_TO BE DONE:_ Output the entries below exactly as written, omitting pictures.

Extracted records
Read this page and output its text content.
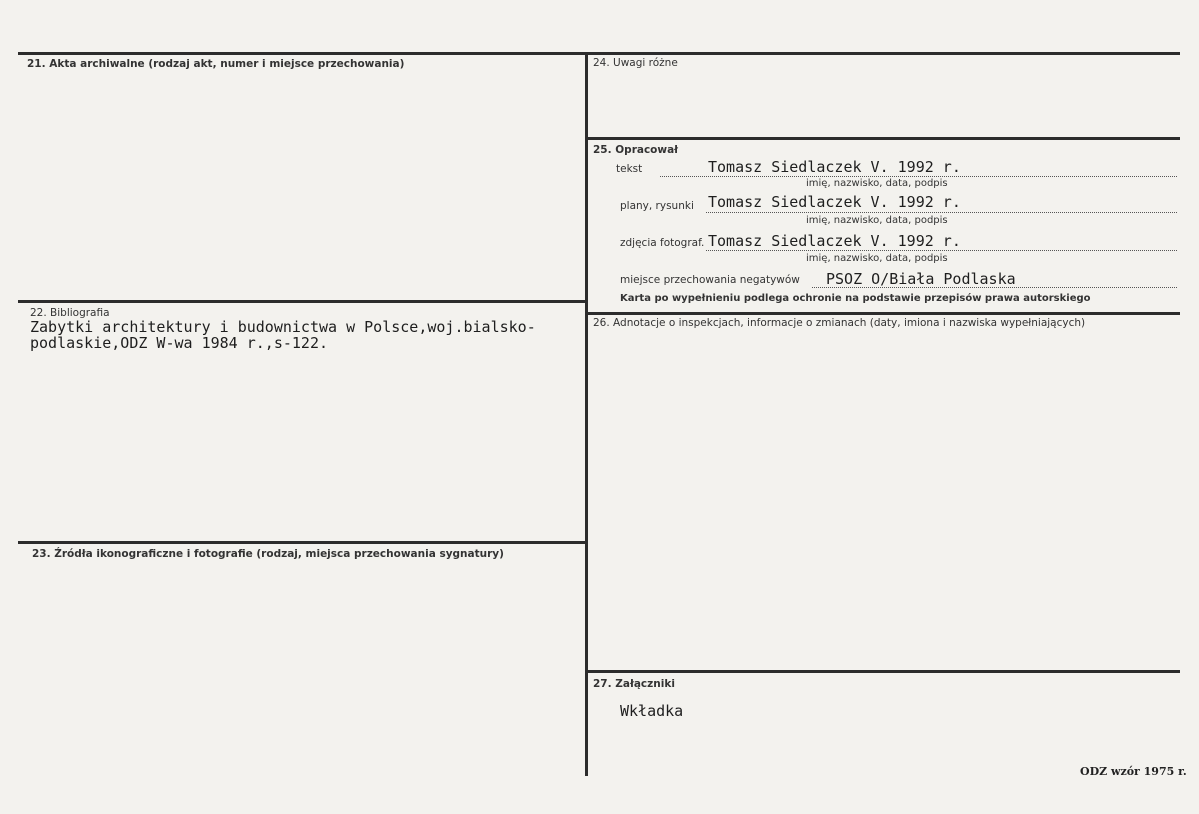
21. Akta archiwalne (rodzaj akt, numer i miejsce przechowania)
22. Bibliografia
Zabytki architektury i budownictwa w Polsce,woj.bialsko-
podlaskie,ODZ W-wa 1984 r.,s-122.
23. Źródła ikonograficzne i fotografie (rodzaj, miejsca przechowania sygnatury)
24. Uwagi różne
25. Opracował
tekst	Tomasz Siedlaczek V. 1992 r.
imię, nazwisko, data, podpis
plany, rysunki Tomasz Siedlaczek V. 1992 r.
imię, nazwisko, data, podpis
zdjęcia fotograf. Tomasz Siedlaczek V. 1992 r.
imię, nazwisko, data, podpis
miejsce przechowania negatywów PSOZ O/Biała Podlaska
Karta po wypełnieniu podlega ochronie na podstawie przepisów prawa autorskiego
26. Adnotacje o inspekcjach, informacje o zmianach (daty, imiona i nazwiska wypełniających)
27. Załączniki
Wkładka
ODZ wzór 1975 r.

_TASK OUTPUT:_
Read this page and output its text content.
21. Akta archiwalne (rodzaj akt, numer i miejsce przechowania)
22. Bibliografia
Zabytki architektury i budownictwa w Polsce,woj.bialsko-
podlaskie,ODZ W-wa 1984 r.,s-122.
23. Źródła ikonograficzne i fotografie (rodzaj, miejsca przechowania sygnatury)
24. Uwagi różne
25. Opracował
tekst	Tomasz Siedlaczek V. 1992 r.
imię, nazwisko, data, podpis
plany, rysunki Tomasz Siedlaczek V. 1992 r.
imię, nazwisko, data, podpis
zdjęcia fotograf. Tomasz Siedlaczek V. 1992 r.
imię, nazwisko, data, podpis
miejsce przechowania negatywów PSOZ O/Biała Podlaska
Karta po wypełnieniu podlega ochronie na podstawie przepisów prawa autorskiego
26. Adnotacje o inspekcjach, informacje o zmianach (daty, imiona i nazwiska wypełniających)
27. Załączniki
Wkładka
ODZ wzór 1975 r.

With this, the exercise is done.